▸ **Task directions**
Your answer should be only a number: how many lines include the word "color".

▸ **Stored rows**
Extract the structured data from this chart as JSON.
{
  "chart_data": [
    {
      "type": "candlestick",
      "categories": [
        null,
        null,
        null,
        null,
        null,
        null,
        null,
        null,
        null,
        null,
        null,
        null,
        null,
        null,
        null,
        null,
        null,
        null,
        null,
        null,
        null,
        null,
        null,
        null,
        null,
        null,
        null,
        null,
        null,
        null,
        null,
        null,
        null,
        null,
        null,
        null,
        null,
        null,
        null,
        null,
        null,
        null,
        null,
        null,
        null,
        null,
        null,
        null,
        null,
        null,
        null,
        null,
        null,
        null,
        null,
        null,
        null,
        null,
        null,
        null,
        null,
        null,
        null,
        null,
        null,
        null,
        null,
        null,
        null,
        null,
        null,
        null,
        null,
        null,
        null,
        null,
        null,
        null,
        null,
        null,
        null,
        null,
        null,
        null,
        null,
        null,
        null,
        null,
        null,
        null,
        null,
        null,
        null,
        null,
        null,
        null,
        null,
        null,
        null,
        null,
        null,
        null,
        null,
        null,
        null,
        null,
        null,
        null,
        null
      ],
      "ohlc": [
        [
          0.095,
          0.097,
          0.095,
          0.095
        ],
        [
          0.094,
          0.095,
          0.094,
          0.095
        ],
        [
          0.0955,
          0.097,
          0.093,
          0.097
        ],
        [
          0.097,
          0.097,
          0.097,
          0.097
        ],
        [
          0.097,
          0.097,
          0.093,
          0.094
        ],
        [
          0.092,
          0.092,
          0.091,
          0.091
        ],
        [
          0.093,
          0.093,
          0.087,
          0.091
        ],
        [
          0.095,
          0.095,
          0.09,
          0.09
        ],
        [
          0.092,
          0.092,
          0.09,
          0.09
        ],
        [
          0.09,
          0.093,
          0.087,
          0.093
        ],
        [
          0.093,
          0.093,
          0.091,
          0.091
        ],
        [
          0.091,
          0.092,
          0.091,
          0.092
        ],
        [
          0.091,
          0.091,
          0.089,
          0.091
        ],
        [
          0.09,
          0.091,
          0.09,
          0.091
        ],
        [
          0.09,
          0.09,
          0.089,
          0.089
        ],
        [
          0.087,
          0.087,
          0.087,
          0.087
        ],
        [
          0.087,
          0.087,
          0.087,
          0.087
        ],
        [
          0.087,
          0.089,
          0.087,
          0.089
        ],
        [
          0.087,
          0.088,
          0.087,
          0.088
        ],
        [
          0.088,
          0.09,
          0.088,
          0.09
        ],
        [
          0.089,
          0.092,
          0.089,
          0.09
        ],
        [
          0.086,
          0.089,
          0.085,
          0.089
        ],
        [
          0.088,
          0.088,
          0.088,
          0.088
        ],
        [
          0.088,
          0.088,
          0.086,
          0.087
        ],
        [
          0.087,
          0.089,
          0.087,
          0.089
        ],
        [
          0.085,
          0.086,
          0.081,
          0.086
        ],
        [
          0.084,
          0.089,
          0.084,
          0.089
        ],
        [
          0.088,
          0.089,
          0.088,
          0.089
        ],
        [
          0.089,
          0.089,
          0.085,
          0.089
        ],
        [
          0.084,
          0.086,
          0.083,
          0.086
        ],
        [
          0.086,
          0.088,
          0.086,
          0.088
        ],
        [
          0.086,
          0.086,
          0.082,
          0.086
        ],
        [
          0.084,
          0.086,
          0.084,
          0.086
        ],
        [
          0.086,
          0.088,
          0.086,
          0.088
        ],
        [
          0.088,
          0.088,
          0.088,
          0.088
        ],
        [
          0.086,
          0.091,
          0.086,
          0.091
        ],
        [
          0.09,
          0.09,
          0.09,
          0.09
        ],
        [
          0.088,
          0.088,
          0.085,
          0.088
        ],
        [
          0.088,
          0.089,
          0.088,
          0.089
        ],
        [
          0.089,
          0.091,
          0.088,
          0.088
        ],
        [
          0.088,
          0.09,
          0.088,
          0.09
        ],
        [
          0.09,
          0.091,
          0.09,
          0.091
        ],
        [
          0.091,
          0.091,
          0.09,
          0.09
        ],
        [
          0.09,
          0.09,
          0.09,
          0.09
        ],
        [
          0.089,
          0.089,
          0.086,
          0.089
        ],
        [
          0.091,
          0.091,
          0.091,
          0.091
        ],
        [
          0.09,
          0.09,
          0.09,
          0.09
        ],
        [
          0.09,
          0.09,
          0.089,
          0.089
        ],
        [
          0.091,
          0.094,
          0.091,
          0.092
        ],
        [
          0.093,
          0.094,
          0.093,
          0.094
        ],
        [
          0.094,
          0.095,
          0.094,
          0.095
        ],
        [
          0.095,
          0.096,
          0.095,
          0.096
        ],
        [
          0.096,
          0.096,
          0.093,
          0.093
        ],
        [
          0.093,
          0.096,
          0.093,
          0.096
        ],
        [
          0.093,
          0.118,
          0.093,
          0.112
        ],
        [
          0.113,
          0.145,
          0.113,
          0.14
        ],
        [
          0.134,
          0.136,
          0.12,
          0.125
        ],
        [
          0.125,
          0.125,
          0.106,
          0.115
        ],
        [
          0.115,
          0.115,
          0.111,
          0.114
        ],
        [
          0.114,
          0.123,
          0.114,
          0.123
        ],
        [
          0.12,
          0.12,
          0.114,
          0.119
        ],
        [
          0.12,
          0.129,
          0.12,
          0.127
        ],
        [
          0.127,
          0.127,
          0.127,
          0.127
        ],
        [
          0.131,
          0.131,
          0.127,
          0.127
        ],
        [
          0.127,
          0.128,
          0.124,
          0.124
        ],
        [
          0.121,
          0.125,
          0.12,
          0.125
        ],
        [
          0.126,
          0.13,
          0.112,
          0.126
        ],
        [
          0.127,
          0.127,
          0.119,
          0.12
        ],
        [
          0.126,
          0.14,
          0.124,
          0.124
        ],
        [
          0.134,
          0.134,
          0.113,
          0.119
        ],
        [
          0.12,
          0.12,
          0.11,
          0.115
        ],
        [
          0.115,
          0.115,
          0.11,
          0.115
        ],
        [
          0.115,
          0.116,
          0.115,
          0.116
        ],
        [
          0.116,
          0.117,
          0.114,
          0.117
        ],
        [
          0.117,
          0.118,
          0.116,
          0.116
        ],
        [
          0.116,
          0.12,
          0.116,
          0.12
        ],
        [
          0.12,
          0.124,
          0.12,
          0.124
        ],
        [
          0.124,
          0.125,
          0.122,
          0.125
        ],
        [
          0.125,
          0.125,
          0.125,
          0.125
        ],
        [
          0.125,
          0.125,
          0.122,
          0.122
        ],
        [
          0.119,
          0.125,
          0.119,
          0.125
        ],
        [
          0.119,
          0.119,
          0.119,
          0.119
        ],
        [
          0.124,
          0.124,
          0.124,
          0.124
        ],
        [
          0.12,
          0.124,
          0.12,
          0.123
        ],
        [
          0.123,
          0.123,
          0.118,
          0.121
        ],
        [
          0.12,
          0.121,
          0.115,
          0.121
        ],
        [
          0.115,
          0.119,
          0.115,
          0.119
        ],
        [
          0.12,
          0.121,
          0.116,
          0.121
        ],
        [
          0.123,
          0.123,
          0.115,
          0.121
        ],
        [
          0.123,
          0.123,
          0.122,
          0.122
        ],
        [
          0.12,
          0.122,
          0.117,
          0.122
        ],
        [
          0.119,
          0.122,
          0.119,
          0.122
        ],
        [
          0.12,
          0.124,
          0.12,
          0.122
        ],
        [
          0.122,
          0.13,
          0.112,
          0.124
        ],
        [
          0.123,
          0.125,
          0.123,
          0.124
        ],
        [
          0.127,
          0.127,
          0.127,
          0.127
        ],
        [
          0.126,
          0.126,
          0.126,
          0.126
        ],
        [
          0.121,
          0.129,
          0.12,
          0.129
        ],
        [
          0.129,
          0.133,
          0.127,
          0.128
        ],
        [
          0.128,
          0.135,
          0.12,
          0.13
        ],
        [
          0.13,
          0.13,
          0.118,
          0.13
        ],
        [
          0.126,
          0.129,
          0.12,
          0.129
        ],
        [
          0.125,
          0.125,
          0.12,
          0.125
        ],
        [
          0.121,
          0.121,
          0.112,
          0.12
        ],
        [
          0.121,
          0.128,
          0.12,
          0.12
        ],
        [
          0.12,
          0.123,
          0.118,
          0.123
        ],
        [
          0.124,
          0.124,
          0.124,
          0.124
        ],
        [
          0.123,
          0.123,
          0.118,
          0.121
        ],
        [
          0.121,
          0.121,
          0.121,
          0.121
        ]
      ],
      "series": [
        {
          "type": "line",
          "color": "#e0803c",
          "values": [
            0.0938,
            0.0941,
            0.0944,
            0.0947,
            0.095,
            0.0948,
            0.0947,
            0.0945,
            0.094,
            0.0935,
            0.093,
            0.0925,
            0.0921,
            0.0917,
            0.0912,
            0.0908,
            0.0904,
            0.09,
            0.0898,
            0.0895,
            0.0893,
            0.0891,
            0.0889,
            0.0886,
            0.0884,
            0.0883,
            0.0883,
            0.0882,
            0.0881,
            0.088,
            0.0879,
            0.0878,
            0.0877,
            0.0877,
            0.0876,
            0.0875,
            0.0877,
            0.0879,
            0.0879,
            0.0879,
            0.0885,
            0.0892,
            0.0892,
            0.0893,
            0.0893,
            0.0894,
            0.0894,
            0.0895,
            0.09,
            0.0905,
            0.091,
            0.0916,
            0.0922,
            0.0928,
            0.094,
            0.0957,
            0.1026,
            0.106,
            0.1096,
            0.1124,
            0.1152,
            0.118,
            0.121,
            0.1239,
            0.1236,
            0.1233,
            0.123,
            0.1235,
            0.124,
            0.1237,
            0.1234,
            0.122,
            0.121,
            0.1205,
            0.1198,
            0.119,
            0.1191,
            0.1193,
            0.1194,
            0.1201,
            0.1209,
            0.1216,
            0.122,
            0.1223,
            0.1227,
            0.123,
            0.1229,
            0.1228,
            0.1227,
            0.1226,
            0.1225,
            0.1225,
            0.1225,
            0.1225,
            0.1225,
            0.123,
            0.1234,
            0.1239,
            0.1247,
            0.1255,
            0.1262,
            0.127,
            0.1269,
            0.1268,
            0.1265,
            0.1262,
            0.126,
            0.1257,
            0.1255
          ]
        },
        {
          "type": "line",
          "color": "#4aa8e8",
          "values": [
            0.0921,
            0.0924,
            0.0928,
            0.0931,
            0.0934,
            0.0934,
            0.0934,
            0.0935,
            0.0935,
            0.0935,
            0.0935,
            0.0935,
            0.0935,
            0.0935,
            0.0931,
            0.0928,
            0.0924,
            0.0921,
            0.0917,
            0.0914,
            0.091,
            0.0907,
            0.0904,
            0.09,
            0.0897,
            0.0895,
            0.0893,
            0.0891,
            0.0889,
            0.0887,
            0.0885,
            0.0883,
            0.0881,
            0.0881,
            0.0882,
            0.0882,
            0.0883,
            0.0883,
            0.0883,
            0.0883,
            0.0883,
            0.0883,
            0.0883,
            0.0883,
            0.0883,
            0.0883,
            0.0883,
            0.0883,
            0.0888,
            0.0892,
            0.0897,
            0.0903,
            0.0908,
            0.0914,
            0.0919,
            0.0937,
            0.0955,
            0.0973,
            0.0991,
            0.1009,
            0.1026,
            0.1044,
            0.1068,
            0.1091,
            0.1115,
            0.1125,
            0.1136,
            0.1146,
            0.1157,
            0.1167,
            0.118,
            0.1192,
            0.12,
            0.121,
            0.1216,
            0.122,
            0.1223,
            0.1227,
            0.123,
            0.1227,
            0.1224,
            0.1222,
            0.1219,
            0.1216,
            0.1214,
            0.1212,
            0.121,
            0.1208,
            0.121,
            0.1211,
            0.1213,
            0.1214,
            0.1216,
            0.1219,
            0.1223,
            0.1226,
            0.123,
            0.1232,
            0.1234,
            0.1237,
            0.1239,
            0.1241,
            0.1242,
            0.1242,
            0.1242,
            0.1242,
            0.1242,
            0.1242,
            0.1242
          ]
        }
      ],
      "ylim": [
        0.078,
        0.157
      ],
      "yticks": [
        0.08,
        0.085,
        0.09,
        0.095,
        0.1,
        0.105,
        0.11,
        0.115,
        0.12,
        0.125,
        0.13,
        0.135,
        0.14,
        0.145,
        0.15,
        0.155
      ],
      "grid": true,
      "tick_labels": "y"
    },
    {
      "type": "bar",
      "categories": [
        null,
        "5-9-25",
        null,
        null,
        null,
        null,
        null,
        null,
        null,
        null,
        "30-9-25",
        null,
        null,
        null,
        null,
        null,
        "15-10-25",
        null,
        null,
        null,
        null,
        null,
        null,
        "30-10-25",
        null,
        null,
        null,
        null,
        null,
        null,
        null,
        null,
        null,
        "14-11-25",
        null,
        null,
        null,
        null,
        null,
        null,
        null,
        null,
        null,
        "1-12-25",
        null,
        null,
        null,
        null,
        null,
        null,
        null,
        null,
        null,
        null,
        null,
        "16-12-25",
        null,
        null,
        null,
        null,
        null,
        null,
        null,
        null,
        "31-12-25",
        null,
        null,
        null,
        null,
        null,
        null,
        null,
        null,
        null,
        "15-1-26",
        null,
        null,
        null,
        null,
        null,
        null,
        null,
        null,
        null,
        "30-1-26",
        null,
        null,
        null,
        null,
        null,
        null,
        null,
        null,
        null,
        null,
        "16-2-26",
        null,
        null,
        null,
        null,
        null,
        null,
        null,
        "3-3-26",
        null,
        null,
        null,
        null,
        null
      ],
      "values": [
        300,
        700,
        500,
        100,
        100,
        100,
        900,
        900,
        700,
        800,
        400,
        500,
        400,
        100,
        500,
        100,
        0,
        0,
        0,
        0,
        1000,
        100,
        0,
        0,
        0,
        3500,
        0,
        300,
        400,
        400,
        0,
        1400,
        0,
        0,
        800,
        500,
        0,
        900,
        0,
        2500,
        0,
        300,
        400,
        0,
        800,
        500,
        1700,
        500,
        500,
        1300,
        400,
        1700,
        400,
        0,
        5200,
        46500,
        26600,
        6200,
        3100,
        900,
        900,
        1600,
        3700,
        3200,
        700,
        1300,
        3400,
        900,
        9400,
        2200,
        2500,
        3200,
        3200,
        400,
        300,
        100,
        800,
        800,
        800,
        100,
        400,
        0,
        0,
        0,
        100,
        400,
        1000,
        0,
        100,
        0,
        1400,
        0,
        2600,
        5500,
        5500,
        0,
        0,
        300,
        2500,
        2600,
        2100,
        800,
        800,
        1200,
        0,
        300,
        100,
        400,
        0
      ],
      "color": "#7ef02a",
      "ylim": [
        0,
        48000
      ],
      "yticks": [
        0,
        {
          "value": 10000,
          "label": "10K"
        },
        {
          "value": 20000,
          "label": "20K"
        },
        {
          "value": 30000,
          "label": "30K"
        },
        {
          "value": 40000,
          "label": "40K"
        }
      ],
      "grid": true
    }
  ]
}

▸ **Reply**
3